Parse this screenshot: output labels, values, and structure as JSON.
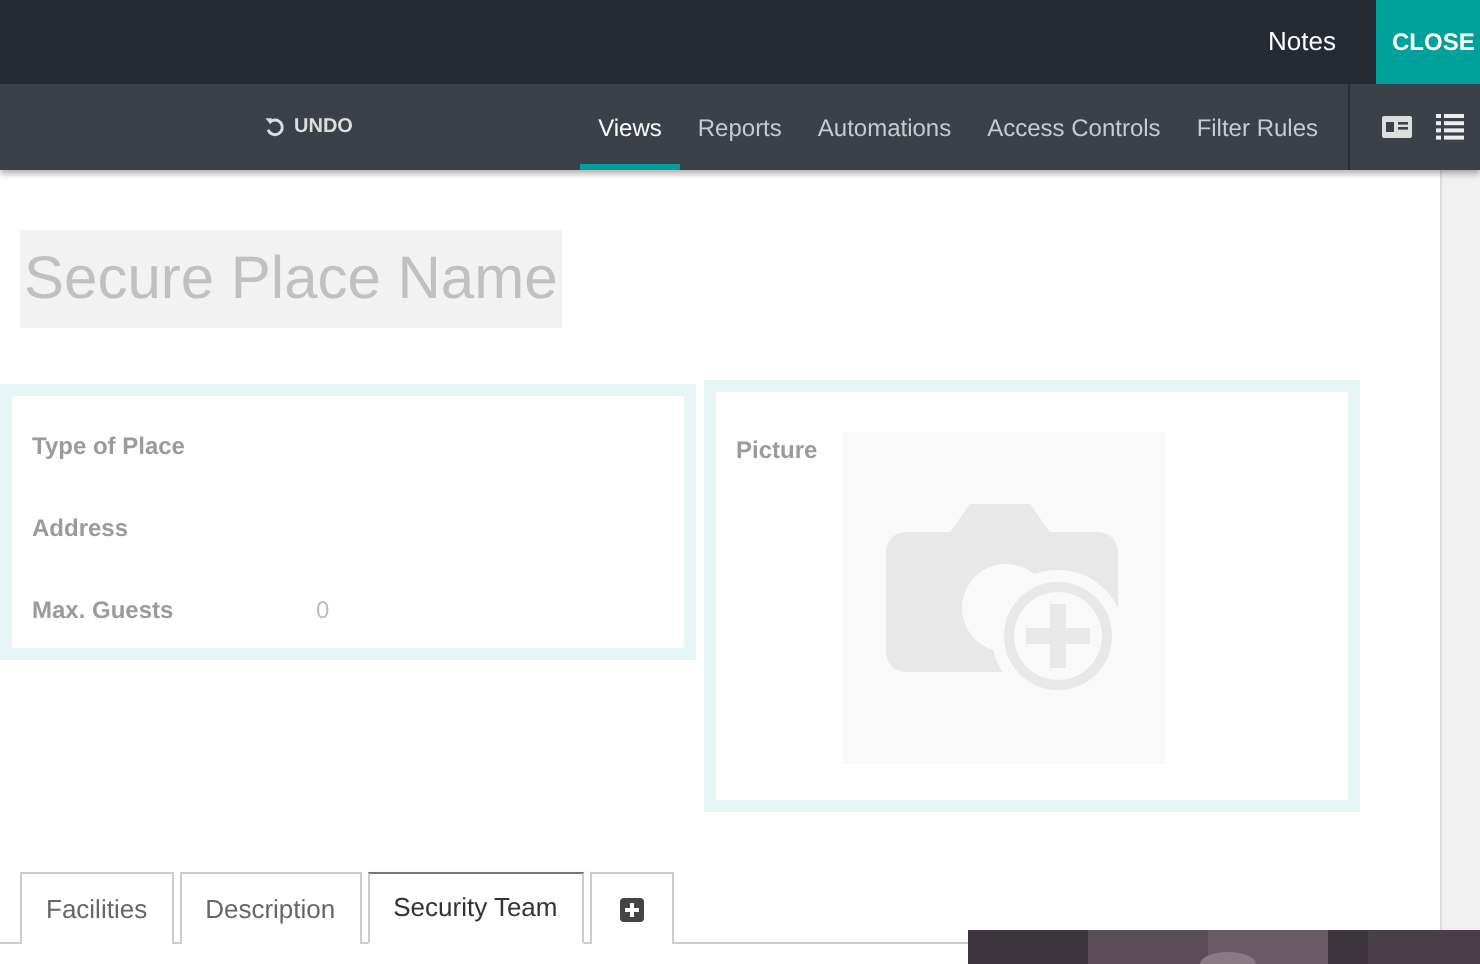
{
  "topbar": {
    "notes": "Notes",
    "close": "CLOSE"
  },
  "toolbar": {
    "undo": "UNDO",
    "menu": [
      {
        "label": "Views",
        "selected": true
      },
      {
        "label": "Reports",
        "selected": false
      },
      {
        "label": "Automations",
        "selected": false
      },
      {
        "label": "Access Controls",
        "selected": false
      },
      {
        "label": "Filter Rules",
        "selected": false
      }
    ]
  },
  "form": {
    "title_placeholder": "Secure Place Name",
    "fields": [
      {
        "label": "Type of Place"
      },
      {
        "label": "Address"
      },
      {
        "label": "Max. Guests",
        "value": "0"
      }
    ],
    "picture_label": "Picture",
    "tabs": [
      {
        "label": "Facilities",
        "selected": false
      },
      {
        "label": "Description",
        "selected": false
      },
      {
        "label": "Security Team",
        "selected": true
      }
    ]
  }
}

▸ **WHAT IS REQUIRED**:
Write out the listing above exactly as it stands, pictures excluded.

▸ **TASK ANSWER**:
Parse this screenshot: output labels, values, and structure as JSON.
{
  "topbar": {
    "notes": "Notes",
    "close": "CLOSE"
  },
  "toolbar": {
    "undo": "UNDO",
    "menu": [
      {
        "label": "Views",
        "selected": true
      },
      {
        "label": "Reports",
        "selected": false
      },
      {
        "label": "Automations",
        "selected": false
      },
      {
        "label": "Access Controls",
        "selected": false
      },
      {
        "label": "Filter Rules",
        "selected": false
      }
    ]
  },
  "form": {
    "title_placeholder": "Secure Place Name",
    "fields": [
      {
        "label": "Type of Place"
      },
      {
        "label": "Address"
      },
      {
        "label": "Max. Guests",
        "value": "0"
      }
    ],
    "picture_label": "Picture",
    "tabs": [
      {
        "label": "Facilities",
        "selected": false
      },
      {
        "label": "Description",
        "selected": false
      },
      {
        "label": "Security Team",
        "selected": true
      }
    ]
  }
}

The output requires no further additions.